Required work — Say the number of lines in the records below that hold the word "epithelial", and only that number.

---------- Input data

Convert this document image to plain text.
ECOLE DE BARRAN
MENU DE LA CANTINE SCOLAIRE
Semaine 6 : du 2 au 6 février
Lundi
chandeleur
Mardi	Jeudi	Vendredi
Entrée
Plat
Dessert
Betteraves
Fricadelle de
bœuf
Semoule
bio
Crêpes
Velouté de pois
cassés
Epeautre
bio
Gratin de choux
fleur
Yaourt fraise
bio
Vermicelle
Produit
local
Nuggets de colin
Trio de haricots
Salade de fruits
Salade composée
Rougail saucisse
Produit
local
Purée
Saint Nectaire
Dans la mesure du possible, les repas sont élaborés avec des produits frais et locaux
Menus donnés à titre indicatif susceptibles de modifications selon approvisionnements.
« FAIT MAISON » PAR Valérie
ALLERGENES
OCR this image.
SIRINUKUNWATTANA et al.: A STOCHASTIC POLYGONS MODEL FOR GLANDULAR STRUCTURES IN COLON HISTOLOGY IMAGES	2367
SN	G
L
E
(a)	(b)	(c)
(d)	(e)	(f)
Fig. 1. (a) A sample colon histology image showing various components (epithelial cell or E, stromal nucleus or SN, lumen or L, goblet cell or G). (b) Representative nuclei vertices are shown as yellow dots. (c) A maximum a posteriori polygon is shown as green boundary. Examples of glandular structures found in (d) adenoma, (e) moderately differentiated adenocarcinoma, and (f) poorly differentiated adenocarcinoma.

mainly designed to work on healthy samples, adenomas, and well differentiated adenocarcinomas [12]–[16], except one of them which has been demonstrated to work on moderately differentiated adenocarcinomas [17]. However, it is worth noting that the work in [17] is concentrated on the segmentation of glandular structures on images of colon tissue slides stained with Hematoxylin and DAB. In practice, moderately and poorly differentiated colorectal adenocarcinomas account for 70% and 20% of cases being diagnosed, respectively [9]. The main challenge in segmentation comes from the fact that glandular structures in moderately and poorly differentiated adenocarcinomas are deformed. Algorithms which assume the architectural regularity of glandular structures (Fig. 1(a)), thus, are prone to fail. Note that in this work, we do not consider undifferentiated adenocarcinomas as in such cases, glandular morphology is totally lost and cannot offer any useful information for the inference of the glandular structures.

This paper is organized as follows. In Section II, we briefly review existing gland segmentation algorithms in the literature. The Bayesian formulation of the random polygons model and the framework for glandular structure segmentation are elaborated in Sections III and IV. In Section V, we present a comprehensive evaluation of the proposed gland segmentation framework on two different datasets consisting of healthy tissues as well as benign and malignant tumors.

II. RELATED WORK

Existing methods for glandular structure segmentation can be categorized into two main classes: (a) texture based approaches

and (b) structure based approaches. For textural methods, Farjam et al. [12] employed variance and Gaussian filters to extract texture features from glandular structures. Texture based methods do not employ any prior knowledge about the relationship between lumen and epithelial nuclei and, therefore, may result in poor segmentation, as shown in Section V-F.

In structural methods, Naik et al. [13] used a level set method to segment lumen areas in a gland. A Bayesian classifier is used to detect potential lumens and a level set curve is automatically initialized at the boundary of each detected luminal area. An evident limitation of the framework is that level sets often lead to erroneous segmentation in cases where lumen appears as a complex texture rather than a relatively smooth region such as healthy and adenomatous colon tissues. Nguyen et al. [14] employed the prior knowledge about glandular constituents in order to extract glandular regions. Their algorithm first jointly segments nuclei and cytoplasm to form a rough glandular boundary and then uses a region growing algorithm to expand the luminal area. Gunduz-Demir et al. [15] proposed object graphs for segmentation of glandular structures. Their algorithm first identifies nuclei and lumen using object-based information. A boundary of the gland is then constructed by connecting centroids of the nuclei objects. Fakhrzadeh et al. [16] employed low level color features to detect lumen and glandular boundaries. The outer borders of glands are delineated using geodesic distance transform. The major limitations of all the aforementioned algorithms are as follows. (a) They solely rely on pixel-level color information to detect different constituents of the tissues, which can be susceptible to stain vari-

--------------------

Completed task — 2